### Problem to solve
In the records below, find each line with the word "postaciones" and copy it.

──────────────────────────────

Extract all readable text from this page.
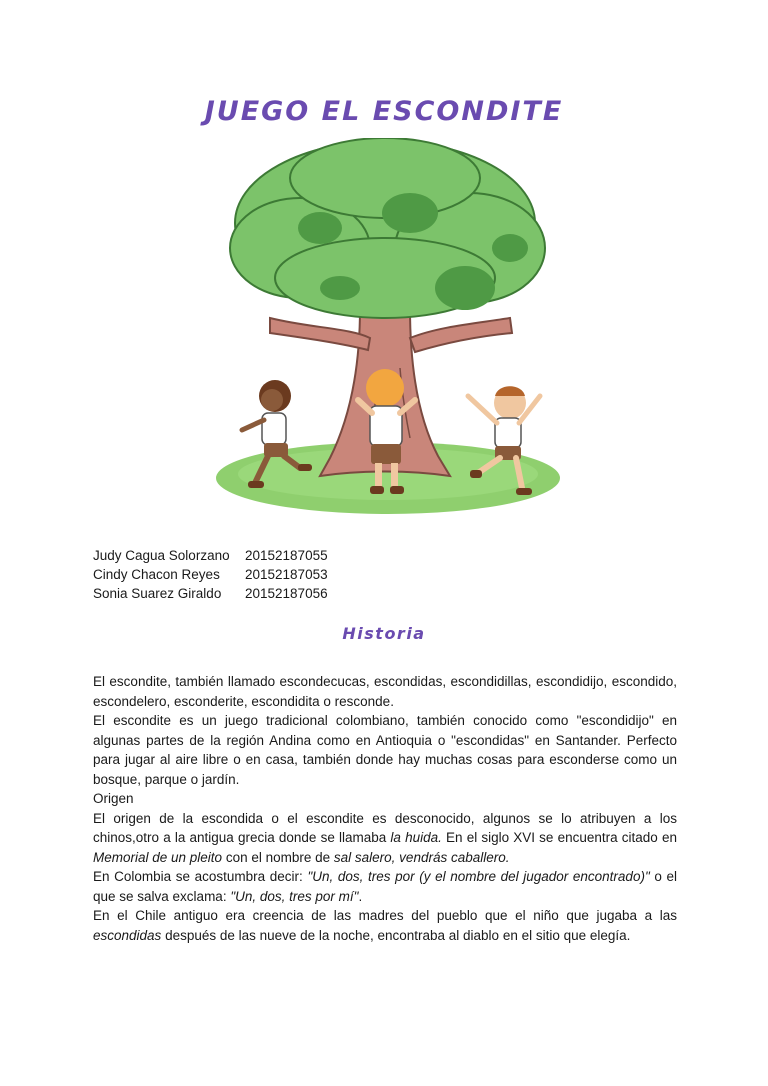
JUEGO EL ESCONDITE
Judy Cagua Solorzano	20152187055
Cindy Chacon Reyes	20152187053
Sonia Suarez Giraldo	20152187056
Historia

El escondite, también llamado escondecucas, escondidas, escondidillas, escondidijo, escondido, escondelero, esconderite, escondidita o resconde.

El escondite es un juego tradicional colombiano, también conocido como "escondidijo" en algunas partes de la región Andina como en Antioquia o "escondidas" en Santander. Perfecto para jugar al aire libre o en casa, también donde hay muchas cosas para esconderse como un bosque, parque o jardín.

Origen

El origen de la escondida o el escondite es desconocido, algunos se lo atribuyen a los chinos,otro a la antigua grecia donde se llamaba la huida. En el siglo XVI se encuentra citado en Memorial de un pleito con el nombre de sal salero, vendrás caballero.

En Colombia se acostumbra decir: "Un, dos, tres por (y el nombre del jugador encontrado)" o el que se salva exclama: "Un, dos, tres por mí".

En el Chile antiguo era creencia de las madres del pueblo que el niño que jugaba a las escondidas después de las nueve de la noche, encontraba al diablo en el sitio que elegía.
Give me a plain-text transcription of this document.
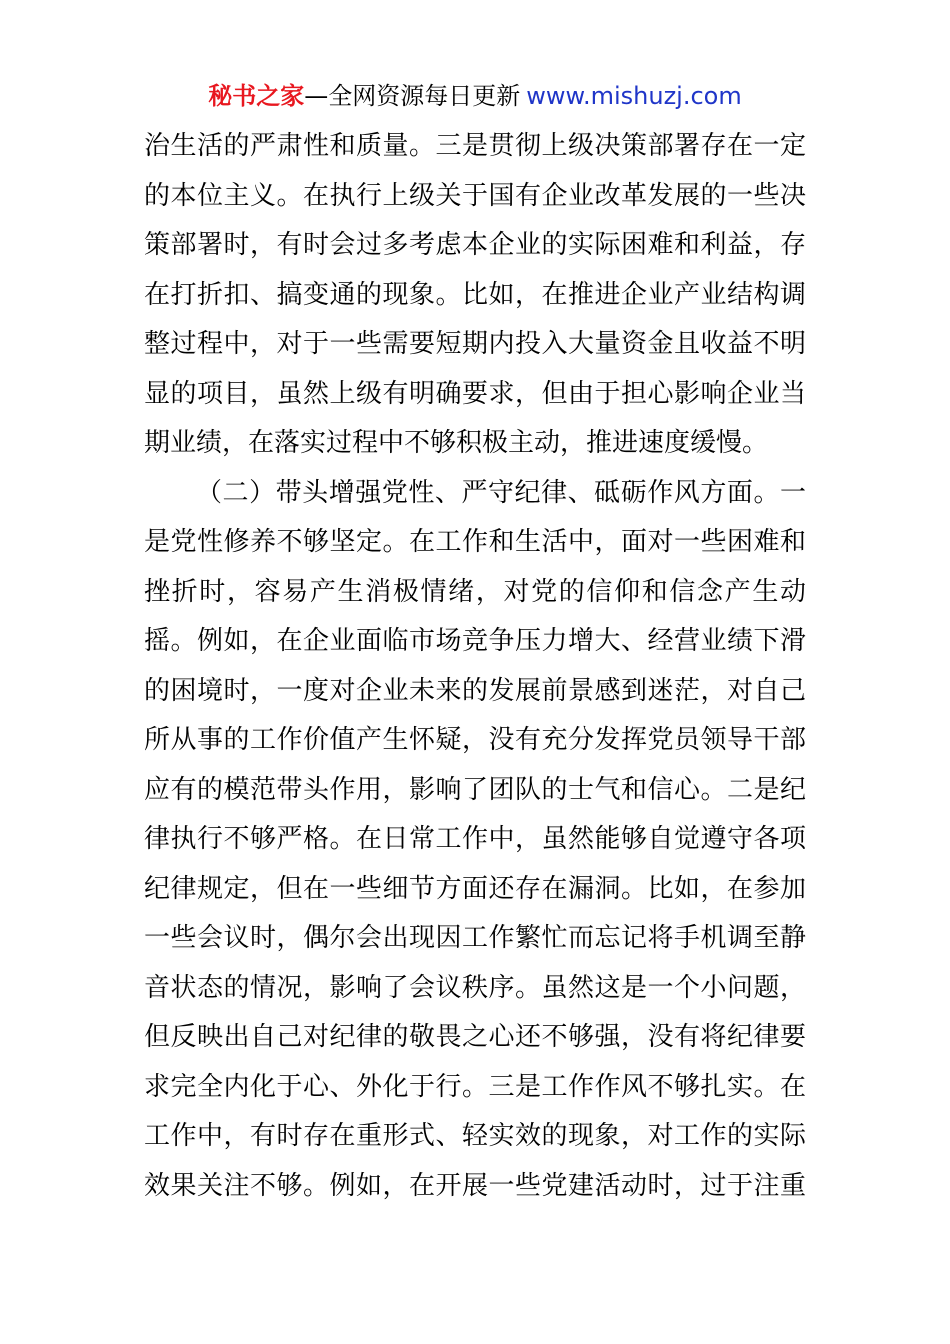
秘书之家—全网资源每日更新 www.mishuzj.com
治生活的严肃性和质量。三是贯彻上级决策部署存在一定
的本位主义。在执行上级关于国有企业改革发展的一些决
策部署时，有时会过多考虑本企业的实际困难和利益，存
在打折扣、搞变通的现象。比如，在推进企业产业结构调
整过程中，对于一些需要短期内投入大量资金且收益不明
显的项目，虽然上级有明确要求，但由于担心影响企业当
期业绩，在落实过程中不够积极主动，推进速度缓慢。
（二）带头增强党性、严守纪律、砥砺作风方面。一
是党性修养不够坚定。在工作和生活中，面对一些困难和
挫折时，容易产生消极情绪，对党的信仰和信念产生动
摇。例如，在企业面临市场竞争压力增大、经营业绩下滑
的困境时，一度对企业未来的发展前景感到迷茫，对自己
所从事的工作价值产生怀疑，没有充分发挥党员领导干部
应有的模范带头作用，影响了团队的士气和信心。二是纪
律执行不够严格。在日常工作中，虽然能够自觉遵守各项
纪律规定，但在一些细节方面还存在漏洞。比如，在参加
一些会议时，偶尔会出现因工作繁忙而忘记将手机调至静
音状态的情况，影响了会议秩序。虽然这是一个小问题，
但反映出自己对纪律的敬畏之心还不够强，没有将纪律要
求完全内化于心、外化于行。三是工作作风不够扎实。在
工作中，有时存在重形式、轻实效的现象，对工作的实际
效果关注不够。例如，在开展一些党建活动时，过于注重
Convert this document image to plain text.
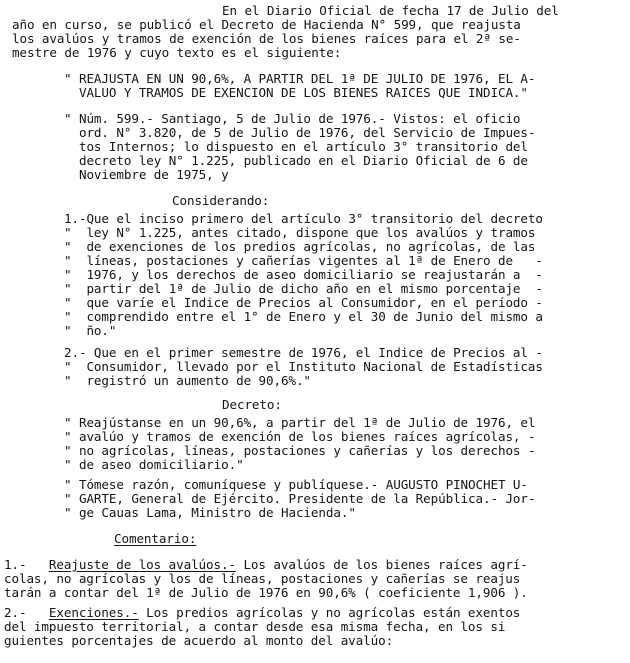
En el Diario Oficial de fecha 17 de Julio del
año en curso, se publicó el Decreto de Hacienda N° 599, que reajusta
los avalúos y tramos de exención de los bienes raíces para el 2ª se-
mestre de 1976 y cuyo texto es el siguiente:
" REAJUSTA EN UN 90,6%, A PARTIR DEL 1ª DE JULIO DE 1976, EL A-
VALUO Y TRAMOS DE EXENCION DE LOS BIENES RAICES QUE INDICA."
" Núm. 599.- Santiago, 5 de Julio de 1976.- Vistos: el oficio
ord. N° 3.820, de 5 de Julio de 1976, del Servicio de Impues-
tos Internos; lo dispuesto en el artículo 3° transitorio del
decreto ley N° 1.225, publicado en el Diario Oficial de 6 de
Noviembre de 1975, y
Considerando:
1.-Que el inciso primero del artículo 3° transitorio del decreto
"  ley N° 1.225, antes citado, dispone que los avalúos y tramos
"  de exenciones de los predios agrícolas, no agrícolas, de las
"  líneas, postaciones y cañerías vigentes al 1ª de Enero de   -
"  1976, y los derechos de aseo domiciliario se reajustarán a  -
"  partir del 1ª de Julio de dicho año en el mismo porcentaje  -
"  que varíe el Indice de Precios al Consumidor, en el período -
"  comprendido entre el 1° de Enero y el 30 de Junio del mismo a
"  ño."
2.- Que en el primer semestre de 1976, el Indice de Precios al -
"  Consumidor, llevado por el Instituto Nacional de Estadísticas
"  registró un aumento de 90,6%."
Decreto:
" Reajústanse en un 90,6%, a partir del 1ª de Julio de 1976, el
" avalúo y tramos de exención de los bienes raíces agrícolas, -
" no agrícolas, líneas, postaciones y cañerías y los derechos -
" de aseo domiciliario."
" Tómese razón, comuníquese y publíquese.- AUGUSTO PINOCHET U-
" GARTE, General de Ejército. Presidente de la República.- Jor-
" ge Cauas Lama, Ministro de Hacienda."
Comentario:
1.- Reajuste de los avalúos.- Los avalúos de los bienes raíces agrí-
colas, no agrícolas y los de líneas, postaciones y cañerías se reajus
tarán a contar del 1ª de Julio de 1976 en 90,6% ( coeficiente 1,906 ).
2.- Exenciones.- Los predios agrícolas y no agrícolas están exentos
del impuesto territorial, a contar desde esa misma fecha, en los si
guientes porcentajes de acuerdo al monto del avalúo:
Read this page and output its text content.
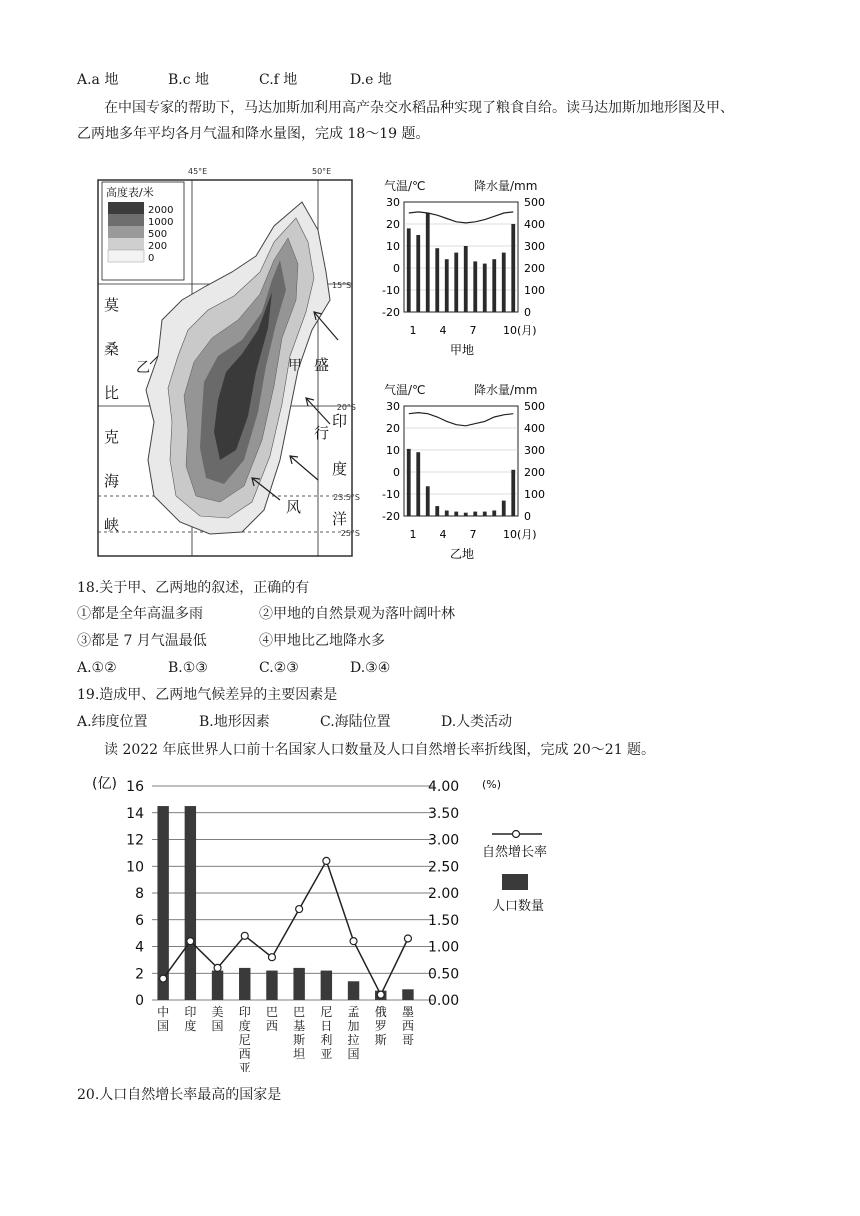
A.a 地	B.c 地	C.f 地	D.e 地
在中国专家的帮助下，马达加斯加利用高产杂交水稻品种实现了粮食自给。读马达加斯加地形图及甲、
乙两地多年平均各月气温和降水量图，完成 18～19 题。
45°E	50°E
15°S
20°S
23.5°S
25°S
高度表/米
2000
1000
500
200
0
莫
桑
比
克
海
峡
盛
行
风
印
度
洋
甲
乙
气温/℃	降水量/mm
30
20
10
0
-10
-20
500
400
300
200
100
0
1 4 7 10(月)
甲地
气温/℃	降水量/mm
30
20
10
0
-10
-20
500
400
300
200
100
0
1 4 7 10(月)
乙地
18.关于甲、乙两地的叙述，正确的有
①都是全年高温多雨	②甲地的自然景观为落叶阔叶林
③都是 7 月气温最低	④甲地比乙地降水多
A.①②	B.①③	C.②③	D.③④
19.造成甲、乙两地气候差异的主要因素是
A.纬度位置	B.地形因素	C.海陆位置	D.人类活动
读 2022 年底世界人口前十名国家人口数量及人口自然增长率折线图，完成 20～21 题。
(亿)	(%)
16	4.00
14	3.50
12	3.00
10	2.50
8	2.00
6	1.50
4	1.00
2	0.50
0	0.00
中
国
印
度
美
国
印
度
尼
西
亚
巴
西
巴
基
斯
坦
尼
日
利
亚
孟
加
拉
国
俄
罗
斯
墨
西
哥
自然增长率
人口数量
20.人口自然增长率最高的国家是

──────────────────────────────

### Response to the task
"  líneas, postaciones y cañerías vigentes al 1ª de Enero de   -
" no agrícolas, líneas, postaciones y cañerías y los derechos -
colas, no agrícolas y los de líneas, postaciones y cañerías se reajus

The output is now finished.